** Start of Given data **

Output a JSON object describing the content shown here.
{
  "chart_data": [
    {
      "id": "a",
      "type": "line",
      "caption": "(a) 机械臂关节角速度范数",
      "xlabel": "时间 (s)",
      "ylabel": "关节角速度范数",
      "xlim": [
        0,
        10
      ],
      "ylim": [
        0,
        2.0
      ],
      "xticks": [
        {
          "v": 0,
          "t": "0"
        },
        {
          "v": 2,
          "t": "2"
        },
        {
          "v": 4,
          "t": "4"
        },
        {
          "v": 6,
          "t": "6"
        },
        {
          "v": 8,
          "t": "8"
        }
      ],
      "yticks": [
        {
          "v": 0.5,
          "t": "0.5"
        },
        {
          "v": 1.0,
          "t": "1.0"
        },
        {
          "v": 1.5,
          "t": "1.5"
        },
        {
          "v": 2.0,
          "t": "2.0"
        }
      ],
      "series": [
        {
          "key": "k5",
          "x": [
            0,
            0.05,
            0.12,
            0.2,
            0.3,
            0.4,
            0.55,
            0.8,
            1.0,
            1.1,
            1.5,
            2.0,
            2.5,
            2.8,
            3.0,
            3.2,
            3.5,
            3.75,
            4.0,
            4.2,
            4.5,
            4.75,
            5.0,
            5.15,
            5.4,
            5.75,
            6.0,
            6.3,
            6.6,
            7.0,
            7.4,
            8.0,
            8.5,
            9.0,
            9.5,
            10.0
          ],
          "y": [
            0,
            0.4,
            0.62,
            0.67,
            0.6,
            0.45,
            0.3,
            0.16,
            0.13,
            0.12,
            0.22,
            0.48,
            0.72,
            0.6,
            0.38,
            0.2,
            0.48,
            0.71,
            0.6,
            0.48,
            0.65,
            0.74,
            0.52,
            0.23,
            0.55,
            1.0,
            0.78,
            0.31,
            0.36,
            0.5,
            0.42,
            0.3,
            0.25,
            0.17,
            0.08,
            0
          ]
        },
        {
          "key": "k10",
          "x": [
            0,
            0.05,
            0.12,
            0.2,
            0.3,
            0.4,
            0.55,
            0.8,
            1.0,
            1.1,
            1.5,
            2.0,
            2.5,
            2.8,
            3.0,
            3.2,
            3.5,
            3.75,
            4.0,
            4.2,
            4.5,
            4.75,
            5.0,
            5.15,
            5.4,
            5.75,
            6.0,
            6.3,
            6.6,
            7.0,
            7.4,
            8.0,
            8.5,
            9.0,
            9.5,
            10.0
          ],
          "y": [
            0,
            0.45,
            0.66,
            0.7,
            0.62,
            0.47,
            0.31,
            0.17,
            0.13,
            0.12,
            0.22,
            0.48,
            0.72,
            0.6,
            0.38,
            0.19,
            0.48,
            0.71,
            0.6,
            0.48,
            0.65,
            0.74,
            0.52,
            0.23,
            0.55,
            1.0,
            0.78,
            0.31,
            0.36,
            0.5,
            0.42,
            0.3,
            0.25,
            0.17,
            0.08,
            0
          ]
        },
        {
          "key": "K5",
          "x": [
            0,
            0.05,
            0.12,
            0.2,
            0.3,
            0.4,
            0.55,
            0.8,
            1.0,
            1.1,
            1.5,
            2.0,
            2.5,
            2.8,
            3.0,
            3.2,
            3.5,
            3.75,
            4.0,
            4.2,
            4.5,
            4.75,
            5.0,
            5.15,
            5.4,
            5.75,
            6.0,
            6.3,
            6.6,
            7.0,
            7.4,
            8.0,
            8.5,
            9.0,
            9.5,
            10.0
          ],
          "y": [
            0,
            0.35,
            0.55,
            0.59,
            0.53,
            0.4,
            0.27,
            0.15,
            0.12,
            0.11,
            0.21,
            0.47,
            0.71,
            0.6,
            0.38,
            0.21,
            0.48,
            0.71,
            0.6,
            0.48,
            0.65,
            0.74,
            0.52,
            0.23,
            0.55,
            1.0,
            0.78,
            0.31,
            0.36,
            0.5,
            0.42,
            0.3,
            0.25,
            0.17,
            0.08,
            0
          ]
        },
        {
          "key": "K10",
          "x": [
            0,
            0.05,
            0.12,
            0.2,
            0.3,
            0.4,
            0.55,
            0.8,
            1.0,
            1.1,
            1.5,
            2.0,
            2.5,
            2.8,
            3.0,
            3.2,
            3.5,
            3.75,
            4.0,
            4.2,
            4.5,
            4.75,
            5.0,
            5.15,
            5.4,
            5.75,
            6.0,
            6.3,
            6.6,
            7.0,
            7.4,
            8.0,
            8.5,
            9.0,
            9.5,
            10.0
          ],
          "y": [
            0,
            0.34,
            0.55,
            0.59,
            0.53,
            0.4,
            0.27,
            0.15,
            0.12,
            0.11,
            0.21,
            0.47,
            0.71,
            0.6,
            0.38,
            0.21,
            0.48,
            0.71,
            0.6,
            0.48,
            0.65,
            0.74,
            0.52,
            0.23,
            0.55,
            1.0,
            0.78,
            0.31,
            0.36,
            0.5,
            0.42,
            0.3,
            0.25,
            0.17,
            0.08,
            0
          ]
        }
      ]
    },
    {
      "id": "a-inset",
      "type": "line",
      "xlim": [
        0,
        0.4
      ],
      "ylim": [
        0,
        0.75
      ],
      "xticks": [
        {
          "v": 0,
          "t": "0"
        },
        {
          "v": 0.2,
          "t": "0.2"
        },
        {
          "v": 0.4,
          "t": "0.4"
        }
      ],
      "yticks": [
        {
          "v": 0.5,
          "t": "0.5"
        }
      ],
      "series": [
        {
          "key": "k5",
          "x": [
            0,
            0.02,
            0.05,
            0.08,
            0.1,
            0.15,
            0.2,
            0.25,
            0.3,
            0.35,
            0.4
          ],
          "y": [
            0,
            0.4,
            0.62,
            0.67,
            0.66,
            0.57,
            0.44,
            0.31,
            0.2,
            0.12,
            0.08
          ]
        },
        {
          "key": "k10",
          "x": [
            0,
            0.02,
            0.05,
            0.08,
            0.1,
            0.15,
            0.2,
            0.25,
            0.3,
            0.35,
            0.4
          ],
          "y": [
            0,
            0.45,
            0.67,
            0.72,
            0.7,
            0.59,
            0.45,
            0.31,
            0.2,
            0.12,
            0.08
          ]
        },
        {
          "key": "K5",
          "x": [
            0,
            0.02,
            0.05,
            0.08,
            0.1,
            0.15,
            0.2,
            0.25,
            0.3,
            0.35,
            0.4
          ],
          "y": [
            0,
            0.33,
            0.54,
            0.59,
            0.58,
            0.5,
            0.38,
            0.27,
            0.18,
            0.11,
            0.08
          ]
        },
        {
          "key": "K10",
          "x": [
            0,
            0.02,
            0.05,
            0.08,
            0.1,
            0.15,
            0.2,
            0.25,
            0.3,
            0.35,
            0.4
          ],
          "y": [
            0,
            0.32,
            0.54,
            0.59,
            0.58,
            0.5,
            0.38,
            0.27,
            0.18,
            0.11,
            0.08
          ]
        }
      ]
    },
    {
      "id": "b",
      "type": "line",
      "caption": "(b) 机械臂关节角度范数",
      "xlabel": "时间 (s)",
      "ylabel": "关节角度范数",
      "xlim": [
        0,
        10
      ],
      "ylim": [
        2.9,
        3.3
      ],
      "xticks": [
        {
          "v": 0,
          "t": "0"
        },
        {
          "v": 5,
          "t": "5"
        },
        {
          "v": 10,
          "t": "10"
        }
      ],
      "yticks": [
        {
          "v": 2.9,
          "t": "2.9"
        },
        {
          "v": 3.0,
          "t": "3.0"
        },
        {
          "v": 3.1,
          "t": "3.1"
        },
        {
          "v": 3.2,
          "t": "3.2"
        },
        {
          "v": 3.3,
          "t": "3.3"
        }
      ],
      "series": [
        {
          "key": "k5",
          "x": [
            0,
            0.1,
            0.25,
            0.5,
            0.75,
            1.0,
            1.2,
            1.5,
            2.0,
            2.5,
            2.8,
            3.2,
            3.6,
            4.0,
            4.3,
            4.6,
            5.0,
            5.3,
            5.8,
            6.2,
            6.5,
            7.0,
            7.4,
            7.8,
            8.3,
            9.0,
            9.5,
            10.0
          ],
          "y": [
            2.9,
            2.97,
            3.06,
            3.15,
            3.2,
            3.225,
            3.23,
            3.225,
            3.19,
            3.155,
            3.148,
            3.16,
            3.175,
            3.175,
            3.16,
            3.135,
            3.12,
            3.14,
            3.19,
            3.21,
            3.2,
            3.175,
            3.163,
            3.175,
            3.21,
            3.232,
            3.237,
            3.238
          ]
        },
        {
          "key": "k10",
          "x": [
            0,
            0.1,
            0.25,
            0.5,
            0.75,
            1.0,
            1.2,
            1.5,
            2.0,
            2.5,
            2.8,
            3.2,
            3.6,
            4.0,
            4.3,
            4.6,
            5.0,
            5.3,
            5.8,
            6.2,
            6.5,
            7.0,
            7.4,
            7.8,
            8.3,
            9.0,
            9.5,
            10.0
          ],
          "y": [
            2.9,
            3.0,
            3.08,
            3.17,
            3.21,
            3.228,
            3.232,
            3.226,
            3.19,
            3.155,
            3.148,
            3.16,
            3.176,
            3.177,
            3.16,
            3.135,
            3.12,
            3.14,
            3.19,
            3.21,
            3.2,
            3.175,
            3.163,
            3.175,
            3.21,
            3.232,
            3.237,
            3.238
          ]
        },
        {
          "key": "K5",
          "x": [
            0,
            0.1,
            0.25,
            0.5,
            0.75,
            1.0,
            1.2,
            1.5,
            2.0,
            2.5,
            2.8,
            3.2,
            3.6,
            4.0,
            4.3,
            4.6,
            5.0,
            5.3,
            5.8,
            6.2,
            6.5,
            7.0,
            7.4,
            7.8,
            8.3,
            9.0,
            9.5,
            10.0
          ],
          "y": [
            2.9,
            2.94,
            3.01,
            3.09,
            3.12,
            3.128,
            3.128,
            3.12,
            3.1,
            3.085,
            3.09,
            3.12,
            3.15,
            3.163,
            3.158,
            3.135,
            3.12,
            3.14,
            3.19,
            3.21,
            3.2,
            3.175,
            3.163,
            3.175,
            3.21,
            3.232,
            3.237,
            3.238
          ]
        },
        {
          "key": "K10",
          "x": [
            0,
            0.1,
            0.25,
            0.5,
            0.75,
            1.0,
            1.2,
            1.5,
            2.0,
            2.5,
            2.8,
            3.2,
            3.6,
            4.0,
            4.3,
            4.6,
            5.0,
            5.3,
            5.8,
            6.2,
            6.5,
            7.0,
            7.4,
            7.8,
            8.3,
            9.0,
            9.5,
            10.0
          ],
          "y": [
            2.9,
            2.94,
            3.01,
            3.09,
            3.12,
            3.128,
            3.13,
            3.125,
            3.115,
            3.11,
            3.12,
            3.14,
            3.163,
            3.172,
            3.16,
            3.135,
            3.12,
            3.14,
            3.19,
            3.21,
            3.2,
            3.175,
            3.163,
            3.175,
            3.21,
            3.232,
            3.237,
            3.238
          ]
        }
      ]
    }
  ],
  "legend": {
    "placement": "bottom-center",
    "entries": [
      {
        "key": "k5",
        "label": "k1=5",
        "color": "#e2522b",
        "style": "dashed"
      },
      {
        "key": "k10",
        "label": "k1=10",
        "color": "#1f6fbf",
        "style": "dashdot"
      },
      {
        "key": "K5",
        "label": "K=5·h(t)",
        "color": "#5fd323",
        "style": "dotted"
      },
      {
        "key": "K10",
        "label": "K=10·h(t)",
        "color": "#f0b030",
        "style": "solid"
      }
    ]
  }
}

** End of Given data **

# What needs to be done
Determine the number of lines in the entries above where the string "caption" appears. Answer with the number alone.

# Written solution
2